**Input rows:**
[start]

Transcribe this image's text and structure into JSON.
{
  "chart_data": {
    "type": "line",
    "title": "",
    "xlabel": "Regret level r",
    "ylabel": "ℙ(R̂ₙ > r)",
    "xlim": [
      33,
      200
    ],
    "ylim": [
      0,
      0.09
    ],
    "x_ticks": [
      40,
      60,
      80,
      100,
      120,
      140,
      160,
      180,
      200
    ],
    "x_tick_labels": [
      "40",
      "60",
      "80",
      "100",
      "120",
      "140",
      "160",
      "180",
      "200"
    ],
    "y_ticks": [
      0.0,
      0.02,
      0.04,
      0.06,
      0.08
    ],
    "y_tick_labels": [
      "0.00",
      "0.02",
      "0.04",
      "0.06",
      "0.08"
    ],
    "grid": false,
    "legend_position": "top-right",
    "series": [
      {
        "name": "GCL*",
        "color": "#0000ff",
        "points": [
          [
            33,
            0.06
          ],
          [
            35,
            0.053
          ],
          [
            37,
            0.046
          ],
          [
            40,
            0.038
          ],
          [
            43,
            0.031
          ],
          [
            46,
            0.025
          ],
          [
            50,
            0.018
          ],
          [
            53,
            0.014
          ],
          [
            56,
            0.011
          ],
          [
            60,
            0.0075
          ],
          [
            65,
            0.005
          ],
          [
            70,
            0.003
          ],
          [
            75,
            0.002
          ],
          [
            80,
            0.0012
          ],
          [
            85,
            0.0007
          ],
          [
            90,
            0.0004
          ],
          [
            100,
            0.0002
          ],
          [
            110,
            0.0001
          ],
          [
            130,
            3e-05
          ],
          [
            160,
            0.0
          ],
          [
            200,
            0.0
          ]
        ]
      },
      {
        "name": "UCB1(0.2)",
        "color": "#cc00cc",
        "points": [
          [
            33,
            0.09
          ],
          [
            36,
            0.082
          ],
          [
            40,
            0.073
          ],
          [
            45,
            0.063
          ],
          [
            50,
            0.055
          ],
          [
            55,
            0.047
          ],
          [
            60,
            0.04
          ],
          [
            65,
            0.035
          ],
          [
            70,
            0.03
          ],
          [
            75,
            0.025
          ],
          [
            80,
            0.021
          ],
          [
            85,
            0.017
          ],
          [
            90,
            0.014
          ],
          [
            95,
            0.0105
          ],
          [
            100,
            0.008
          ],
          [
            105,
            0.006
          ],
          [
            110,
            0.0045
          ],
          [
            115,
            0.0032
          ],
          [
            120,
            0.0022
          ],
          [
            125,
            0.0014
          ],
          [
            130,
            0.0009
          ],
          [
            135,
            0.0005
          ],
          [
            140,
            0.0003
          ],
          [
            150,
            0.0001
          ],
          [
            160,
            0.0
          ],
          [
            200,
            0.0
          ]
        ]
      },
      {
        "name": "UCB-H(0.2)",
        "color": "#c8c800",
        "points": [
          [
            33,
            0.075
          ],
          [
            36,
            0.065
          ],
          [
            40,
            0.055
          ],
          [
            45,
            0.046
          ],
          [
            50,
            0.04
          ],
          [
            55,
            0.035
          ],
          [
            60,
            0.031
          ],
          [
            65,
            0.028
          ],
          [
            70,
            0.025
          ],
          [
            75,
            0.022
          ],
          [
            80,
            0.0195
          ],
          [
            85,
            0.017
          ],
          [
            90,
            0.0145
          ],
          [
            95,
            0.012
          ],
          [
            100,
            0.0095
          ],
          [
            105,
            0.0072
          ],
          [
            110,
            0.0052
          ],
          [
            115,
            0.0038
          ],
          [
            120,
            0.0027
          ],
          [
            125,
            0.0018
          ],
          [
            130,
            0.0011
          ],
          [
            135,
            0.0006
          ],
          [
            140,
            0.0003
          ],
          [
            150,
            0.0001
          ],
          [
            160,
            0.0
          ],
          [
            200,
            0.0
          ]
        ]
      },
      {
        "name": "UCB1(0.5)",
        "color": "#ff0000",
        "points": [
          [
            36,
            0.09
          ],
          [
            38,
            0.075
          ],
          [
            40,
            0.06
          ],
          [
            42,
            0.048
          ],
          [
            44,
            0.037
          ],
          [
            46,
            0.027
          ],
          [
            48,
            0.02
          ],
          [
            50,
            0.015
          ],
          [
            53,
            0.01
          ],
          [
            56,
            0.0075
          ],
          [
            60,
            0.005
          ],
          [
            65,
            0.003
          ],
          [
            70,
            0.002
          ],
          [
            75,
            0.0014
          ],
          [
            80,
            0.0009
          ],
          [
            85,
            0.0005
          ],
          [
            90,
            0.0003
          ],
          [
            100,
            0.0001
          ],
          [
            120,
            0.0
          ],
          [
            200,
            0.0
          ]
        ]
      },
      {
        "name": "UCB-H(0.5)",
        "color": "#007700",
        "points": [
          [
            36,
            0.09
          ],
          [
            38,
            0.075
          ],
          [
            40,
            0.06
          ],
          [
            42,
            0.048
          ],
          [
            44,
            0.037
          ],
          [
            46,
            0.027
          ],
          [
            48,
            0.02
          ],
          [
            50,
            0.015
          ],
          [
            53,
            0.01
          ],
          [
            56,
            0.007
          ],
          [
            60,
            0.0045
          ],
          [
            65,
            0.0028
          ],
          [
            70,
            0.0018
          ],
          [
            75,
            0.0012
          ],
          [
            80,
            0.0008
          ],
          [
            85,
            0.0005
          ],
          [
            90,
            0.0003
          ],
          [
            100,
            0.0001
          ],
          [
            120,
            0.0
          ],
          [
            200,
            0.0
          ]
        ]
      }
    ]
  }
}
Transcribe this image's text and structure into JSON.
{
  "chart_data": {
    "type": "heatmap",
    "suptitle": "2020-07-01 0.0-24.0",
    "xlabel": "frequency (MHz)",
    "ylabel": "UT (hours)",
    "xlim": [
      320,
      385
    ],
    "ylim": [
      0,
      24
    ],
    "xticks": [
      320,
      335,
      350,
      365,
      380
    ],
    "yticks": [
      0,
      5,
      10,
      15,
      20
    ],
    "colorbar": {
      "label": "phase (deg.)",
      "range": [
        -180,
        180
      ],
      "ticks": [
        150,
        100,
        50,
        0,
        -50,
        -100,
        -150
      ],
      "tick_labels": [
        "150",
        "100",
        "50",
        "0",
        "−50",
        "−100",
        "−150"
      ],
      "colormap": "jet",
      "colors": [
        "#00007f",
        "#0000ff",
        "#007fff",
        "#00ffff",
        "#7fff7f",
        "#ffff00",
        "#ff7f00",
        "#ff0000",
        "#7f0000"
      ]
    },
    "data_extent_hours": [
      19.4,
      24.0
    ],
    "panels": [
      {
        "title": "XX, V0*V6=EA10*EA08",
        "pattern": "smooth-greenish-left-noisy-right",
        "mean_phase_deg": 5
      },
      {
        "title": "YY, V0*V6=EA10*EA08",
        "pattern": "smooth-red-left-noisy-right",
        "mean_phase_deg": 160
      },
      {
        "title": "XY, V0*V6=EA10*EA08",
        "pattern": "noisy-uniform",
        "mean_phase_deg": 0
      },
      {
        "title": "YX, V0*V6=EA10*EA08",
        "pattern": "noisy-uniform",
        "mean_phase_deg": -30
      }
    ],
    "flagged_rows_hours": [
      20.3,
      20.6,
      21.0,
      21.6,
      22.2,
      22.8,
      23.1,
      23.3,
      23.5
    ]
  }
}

[end]

**What the task requires:** Make an exact copy of all the data.

**Solution to this task:**
Transcribe this image's text and structure into JSON.
{
  "chart_data": {
    "type": "line",
    "title": "",
    "xlabel": "Regret level r",
    "ylabel": "ℙ(R̂ₙ > r)",
    "xlim": [
      33,
      200
    ],
    "ylim": [
      0,
      0.09
    ],
    "x_ticks": [
      40,
      60,
      80,
      100,
      120,
      140,
      160,
      180,
      200
    ],
    "x_tick_labels": [
      "40",
      "60",
      "80",
      "100",
      "120",
      "140",
      "160",
      "180",
      "200"
    ],
    "y_ticks": [
      0.0,
      0.02,
      0.04,
      0.06,
      0.08
    ],
    "y_tick_labels": [
      "0.00",
      "0.02",
      "0.04",
      "0.06",
      "0.08"
    ],
    "grid": false,
    "legend_position": "top-right",
    "series": [
      {
        "name": "GCL*",
        "color": "#0000ff",
        "points": [
          [
            33,
            0.06
          ],
          [
            35,
            0.053
          ],
          [
            37,
            0.046
          ],
          [
            40,
            0.038
          ],
          [
            43,
            0.031
          ],
          [
            46,
            0.025
          ],
          [
            50,
            0.018
          ],
          [
            53,
            0.014
          ],
          [
            56,
            0.011
          ],
          [
            60,
            0.0075
          ],
          [
            65,
            0.005
          ],
          [
            70,
            0.003
          ],
          [
            75,
            0.002
          ],
          [
            80,
            0.0012
          ],
          [
            85,
            0.0007
          ],
          [
            90,
            0.0004
          ],
          [
            100,
            0.0002
          ],
          [
            110,
            0.0001
          ],
          [
            130,
            3e-05
          ],
          [
            160,
            0.0
          ],
          [
            200,
            0.0
          ]
        ]
      },
      {
        "name": "UCB1(0.2)",
        "color": "#cc00cc",
        "points": [
          [
            33,
            0.09
          ],
          [
            36,
            0.082
          ],
          [
            40,
            0.073
          ],
          [
            45,
            0.063
          ],
          [
            50,
            0.055
          ],
          [
            55,
            0.047
          ],
          [
            60,
            0.04
          ],
          [
            65,
            0.035
          ],
          [
            70,
            0.03
          ],
          [
            75,
            0.025
          ],
          [
            80,
            0.021
          ],
          [
            85,
            0.017
          ],
          [
            90,
            0.014
          ],
          [
            95,
            0.0105
          ],
          [
            100,
            0.008
          ],
          [
            105,
            0.006
          ],
          [
            110,
            0.0045
          ],
          [
            115,
            0.0032
          ],
          [
            120,
            0.0022
          ],
          [
            125,
            0.0014
          ],
          [
            130,
            0.0009
          ],
          [
            135,
            0.0005
          ],
          [
            140,
            0.0003
          ],
          [
            150,
            0.0001
          ],
          [
            160,
            0.0
          ],
          [
            200,
            0.0
          ]
        ]
      },
      {
        "name": "UCB-H(0.2)",
        "color": "#c8c800",
        "points": [
          [
            33,
            0.075
          ],
          [
            36,
            0.065
          ],
          [
            40,
            0.055
          ],
          [
            45,
            0.046
          ],
          [
            50,
            0.04
          ],
          [
            55,
            0.035
          ],
          [
            60,
            0.031
          ],
          [
            65,
            0.028
          ],
          [
            70,
            0.025
          ],
          [
            75,
            0.022
          ],
          [
            80,
            0.0195
          ],
          [
            85,
            0.017
          ],
          [
            90,
            0.0145
          ],
          [
            95,
            0.012
          ],
          [
            100,
            0.0095
          ],
          [
            105,
            0.0072
          ],
          [
            110,
            0.0052
          ],
          [
            115,
            0.0038
          ],
          [
            120,
            0.0027
          ],
          [
            125,
            0.0018
          ],
          [
            130,
            0.0011
          ],
          [
            135,
            0.0006
          ],
          [
            140,
            0.0003
          ],
          [
            150,
            0.0001
          ],
          [
            160,
            0.0
          ],
          [
            200,
            0.0
          ]
        ]
      },
      {
        "name": "UCB1(0.5)",
        "color": "#ff0000",
        "points": [
          [
            36,
            0.09
          ],
          [
            38,
            0.075
          ],
          [
            40,
            0.06
          ],
          [
            42,
            0.048
          ],
          [
            44,
            0.037
          ],
          [
            46,
            0.027
          ],
          [
            48,
            0.02
          ],
          [
            50,
            0.015
          ],
          [
            53,
            0.01
          ],
          [
            56,
            0.0075
          ],
          [
            60,
            0.005
          ],
          [
            65,
            0.003
          ],
          [
            70,
            0.002
          ],
          [
            75,
            0.0014
          ],
          [
            80,
            0.0009
          ],
          [
            85,
            0.0005
          ],
          [
            90,
            0.0003
          ],
          [
            100,
            0.0001
          ],
          [
            120,
            0.0
          ],
          [
            200,
            0.0
          ]
        ]
      },
      {
        "name": "UCB-H(0.5)",
        "color": "#007700",
        "points": [
          [
            36,
            0.09
          ],
          [
            38,
            0.075
          ],
          [
            40,
            0.06
          ],
          [
            42,
            0.048
          ],
          [
            44,
            0.037
          ],
          [
            46,
            0.027
          ],
          [
            48,
            0.02
          ],
          [
            50,
            0.015
          ],
          [
            53,
            0.01
          ],
          [
            56,
            0.007
          ],
          [
            60,
            0.0045
          ],
          [
            65,
            0.0028
          ],
          [
            70,
            0.0018
          ],
          [
            75,
            0.0012
          ],
          [
            80,
            0.0008
          ],
          [
            85,
            0.0005
          ],
          [
            90,
            0.0003
          ],
          [
            100,
            0.0001
          ],
          [
            120,
            0.0
          ],
          [
            200,
            0.0
          ]
        ]
      }
    ]
  }
}
Transcribe this image's text and structure into JSON.
{
  "chart_data": {
    "type": "heatmap",
    "suptitle": "2020-07-01 0.0-24.0",
    "xlabel": "frequency (MHz)",
    "ylabel": "UT (hours)",
    "xlim": [
      320,
      385
    ],
    "ylim": [
      0,
      24
    ],
    "xticks": [
      320,
      335,
      350,
      365,
      380
    ],
    "yticks": [
      0,
      5,
      10,
      15,
      20
    ],
    "colorbar": {
      "label": "phase (deg.)",
      "range": [
        -180,
        180
      ],
      "ticks": [
        150,
        100,
        50,
        0,
        -50,
        -100,
        -150
      ],
      "tick_labels": [
        "150",
        "100",
        "50",
        "0",
        "−50",
        "−100",
        "−150"
      ],
      "colormap": "jet",
      "colors": [
        "#00007f",
        "#0000ff",
        "#007fff",
        "#00ffff",
        "#7fff7f",
        "#ffff00",
        "#ff7f00",
        "#ff0000",
        "#7f0000"
      ]
    },
    "data_extent_hours": [
      19.4,
      24.0
    ],
    "panels": [
      {
        "title": "XX, V0*V6=EA10*EA08",
        "pattern": "smooth-greenish-left-noisy-right",
        "mean_phase_deg": 5
      },
      {
        "title": "YY, V0*V6=EA10*EA08",
        "pattern": "smooth-red-left-noisy-right",
        "mean_phase_deg": 160
      },
      {
        "title": "XY, V0*V6=EA10*EA08",
        "pattern": "noisy-uniform",
        "mean_phase_deg": 0
      },
      {
        "title": "YX, V0*V6=EA10*EA08",
        "pattern": "noisy-uniform",
        "mean_phase_deg": -30
      }
    ],
    "flagged_rows_hours": [
      20.3,
      20.6,
      21.0,
      21.6,
      22.2,
      22.8,
      23.1,
      23.3,
      23.5
    ]
  }
}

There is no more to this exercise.